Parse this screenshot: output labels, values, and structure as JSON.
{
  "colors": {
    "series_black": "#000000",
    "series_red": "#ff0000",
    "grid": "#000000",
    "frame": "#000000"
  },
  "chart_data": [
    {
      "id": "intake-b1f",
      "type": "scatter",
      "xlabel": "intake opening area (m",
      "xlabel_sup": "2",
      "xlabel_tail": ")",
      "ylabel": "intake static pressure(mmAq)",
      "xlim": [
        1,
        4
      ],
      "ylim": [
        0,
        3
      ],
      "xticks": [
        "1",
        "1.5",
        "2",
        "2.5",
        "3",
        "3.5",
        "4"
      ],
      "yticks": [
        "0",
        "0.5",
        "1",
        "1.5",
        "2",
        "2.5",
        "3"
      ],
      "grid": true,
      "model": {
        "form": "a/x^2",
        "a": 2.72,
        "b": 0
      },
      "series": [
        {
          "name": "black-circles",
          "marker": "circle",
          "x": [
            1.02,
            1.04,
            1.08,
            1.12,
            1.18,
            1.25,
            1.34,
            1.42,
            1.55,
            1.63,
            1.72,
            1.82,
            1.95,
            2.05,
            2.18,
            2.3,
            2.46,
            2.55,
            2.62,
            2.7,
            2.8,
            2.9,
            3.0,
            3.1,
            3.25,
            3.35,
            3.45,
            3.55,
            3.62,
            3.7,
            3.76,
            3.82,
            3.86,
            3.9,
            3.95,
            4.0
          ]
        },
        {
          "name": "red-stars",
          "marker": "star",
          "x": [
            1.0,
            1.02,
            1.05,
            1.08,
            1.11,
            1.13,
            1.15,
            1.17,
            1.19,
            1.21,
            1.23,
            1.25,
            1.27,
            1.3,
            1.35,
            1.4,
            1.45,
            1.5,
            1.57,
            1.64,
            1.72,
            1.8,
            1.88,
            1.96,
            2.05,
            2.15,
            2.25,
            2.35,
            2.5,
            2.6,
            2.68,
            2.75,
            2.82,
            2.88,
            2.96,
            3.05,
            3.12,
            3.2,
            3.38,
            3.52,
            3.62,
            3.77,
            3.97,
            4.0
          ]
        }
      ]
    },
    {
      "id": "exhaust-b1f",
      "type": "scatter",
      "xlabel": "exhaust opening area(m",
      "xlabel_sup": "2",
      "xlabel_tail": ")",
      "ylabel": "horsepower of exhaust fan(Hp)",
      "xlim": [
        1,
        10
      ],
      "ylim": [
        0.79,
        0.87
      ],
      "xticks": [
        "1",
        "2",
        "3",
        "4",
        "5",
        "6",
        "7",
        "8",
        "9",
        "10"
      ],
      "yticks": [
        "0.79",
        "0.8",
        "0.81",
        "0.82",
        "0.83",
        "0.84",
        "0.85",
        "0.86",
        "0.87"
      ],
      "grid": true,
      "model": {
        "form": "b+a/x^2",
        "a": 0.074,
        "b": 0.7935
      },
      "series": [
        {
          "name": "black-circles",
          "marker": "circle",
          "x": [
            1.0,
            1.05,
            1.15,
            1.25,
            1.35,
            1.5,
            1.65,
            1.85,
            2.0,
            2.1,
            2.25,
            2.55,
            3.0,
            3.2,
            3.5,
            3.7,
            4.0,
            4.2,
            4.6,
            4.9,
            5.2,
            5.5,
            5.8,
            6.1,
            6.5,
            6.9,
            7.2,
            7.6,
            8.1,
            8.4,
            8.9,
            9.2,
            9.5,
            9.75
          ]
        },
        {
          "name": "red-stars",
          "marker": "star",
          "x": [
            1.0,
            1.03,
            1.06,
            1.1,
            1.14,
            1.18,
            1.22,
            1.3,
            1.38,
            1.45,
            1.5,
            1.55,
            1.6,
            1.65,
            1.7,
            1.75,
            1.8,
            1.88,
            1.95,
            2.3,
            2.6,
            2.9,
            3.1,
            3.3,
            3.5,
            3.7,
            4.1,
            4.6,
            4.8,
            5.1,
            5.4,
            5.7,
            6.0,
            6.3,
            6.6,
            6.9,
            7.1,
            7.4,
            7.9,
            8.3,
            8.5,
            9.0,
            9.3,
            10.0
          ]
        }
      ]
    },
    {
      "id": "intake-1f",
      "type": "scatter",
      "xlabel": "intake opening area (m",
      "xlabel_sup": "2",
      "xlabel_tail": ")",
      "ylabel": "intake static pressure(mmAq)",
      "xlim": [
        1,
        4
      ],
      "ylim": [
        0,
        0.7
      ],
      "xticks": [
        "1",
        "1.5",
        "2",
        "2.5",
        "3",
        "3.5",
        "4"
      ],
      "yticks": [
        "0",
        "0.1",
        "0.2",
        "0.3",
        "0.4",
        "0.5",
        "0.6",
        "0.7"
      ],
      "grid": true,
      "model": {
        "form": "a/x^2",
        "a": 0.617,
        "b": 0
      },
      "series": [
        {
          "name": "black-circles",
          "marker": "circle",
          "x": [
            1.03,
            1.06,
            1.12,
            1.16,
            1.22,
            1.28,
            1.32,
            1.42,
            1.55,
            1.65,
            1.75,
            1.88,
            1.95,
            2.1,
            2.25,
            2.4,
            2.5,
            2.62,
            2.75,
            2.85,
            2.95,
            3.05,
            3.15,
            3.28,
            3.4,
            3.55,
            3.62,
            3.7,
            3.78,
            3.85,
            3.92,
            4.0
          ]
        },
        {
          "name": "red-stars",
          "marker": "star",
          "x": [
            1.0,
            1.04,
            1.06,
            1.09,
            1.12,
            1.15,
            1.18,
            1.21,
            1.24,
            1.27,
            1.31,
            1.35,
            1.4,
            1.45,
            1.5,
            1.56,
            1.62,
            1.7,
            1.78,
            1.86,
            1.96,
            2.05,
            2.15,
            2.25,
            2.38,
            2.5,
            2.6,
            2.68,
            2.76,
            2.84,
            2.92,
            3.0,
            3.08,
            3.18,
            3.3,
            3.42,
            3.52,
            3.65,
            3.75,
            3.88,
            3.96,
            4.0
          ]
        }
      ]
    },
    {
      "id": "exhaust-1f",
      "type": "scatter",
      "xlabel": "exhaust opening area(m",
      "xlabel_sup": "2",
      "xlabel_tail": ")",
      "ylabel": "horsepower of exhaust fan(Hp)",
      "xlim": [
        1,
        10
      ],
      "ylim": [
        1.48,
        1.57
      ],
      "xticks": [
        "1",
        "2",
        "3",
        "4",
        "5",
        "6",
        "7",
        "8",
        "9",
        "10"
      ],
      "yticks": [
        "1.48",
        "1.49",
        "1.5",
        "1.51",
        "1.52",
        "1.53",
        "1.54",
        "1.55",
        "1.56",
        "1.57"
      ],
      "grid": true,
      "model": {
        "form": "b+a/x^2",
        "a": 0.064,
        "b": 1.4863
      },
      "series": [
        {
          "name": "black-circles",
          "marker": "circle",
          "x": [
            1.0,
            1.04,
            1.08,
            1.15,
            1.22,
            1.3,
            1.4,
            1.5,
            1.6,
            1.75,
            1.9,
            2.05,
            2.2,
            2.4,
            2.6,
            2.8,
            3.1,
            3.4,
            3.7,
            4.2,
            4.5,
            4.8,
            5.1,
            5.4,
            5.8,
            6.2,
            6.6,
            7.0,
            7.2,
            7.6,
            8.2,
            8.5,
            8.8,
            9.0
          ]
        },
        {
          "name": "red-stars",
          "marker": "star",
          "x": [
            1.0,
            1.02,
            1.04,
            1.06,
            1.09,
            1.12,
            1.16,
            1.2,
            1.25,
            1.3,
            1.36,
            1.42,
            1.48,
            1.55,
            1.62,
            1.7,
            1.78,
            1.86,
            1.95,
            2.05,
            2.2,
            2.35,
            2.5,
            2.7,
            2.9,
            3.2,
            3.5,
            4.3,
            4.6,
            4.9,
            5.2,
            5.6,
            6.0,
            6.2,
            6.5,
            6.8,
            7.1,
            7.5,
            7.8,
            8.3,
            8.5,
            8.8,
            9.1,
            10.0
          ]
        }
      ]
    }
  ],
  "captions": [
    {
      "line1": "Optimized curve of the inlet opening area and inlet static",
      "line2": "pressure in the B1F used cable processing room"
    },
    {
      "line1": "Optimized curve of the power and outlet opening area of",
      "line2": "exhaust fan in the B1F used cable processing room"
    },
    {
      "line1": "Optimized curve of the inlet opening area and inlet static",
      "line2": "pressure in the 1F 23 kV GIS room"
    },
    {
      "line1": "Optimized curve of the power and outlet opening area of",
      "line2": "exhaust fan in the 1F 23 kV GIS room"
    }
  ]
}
·····
> Direction
From the listing above, pick out every line containing "room".

> Answer to this problem
      "line2": "pressure in the B1F used cable processing room"
      "line2": "exhaust fan in the B1F used cable processing room"
      "line2": "pressure in the 1F 23 kV GIS room"
      "line2": "exhaust fan in the 1F 23 kV GIS room"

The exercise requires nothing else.